[Exercise requirements] Reproduce the data that follows in its entirety, character for character.

[Provided records]
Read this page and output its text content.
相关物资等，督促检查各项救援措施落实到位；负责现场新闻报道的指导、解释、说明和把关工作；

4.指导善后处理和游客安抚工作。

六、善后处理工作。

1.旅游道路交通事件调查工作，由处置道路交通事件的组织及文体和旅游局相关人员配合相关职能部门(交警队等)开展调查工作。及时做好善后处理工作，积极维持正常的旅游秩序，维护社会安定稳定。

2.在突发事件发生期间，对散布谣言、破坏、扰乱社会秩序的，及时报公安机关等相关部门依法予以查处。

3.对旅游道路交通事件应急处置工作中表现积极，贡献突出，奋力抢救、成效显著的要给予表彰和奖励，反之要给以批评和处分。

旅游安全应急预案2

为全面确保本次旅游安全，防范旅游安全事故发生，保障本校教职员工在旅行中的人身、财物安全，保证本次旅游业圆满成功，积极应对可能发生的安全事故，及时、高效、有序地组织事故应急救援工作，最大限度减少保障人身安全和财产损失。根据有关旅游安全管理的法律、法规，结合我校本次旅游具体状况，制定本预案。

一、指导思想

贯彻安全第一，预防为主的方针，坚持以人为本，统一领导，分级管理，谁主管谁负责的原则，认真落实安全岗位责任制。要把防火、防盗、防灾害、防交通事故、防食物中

[Full answer]
Read this page and output its text content.
相关物资等，督促检查各项救援措施落实到位；负责现场新闻报道的指导、解释、说明和把关工作；

4.指导善后处理和游客安抚工作。

六、善后处理工作。

1.旅游道路交通事件调查工作，由处置道路交通事件的组织及文体和旅游局相关人员配合相关职能部门(交警队等)开展调查工作。及时做好善后处理工作，积极维持正常的旅游秩序，维护社会安定稳定。

2.在突发事件发生期间，对散布谣言、破坏、扰乱社会秩序的，及时报公安机关等相关部门依法予以查处。

3.对旅游道路交通事件应急处置工作中表现积极，贡献突出，奋力抢救、成效显著的要给予表彰和奖励，反之要给以批评和处分。

旅游安全应急预案2

为全面确保本次旅游安全，防范旅游安全事故发生，保障本校教职员工在旅行中的人身、财物安全，保证本次旅游业圆满成功，积极应对可能发生的安全事故，及时、高效、有序地组织事故应急救援工作，最大限度减少保障人身安全和财产损失。根据有关旅游安全管理的法律、法规，结合我校本次旅游具体状况，制定本预案。

一、指导思想

贯彻安全第一，预防为主的方针，坚持以人为本，统一领导，分级管理，谁主管谁负责的原则，认真落实安全岗位责任制。要把防火、防盗、防灾害、防交通事故、防食物中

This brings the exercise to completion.